> _Exercise requirements_:
The answer must consist of every line below that contains the word "text".

Excerpts from a dataset
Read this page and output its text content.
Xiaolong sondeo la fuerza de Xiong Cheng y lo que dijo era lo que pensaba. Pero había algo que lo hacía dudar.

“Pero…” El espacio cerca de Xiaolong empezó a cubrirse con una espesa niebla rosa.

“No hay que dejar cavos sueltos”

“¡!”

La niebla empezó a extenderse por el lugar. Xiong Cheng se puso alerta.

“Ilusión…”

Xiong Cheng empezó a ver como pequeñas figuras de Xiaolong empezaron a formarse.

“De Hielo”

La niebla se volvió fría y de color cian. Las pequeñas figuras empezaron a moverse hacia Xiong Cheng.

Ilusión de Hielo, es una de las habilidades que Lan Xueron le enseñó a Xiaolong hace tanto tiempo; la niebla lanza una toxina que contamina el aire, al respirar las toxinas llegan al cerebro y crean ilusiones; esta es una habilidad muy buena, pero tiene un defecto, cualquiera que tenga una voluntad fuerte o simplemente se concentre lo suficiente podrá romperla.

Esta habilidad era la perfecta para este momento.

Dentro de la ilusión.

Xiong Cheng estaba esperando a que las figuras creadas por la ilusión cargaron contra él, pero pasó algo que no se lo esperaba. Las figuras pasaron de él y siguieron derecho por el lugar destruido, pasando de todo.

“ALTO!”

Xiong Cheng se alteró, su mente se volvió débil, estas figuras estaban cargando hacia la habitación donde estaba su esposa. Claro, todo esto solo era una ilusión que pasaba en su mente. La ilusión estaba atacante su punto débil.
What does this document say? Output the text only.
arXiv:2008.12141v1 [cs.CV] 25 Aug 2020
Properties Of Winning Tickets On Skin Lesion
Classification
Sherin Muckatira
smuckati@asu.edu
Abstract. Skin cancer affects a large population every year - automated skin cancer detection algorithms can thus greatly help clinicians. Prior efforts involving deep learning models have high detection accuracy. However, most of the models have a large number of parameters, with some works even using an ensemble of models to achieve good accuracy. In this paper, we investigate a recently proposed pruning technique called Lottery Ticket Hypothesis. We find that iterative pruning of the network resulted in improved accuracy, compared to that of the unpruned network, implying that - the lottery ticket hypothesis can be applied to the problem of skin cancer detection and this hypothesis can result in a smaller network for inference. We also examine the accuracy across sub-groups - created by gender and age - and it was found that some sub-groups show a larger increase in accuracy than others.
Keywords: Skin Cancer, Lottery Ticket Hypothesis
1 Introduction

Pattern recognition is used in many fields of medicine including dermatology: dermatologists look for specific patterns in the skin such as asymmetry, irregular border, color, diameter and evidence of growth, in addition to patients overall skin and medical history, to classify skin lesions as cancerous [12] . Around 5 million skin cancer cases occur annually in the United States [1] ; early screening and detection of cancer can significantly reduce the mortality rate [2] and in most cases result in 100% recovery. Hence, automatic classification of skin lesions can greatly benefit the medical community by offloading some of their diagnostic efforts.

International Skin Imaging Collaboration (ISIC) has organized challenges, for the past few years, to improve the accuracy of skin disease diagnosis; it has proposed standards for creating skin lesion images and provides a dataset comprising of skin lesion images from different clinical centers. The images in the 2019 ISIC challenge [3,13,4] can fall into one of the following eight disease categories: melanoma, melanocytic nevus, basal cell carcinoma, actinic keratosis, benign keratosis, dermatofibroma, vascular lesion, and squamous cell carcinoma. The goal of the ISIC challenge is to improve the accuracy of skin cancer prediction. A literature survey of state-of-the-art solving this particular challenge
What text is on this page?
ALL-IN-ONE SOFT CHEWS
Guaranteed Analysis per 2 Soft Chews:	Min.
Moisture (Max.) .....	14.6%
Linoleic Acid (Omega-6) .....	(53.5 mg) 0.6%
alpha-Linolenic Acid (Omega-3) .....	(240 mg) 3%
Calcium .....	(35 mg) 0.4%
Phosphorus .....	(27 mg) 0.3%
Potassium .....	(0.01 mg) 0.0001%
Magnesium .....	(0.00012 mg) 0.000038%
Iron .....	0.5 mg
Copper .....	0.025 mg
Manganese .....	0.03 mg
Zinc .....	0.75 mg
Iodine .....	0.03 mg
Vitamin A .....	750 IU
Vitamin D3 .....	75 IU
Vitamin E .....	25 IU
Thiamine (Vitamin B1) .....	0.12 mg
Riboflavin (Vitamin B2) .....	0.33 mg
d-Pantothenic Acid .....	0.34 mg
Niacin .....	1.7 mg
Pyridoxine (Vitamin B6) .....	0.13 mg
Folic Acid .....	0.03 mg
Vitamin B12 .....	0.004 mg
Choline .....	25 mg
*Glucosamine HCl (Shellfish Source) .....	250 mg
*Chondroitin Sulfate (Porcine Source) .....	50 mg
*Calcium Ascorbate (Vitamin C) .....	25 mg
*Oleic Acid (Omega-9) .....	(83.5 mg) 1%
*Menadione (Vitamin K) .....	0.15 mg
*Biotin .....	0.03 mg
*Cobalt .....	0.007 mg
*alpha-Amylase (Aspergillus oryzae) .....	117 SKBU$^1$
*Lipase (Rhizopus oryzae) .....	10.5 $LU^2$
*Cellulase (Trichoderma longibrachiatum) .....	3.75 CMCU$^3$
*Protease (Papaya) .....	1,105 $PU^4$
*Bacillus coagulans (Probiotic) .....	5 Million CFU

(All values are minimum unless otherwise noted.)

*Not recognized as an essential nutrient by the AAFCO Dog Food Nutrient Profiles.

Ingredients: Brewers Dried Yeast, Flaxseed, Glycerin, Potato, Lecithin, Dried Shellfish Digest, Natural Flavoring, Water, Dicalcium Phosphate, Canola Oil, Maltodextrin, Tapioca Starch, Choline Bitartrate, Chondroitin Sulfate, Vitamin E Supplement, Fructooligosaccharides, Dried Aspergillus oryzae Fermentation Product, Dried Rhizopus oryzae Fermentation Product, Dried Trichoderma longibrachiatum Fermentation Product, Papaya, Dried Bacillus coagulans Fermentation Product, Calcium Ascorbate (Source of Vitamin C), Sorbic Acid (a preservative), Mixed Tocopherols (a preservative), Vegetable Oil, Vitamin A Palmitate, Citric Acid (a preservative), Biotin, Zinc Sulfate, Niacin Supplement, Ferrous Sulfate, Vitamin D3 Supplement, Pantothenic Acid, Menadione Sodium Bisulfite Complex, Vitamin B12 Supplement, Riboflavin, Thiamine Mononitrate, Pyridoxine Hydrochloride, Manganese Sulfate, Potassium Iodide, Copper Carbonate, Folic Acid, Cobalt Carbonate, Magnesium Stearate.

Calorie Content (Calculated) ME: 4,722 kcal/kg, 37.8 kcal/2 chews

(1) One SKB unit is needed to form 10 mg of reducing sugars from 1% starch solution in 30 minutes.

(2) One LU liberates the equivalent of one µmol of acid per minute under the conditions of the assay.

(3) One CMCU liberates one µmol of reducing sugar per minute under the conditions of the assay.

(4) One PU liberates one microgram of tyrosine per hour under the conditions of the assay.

> _Completed exercise_:
Read this page and output its text content.
What does this document say? Output the text only.
What text is on this page?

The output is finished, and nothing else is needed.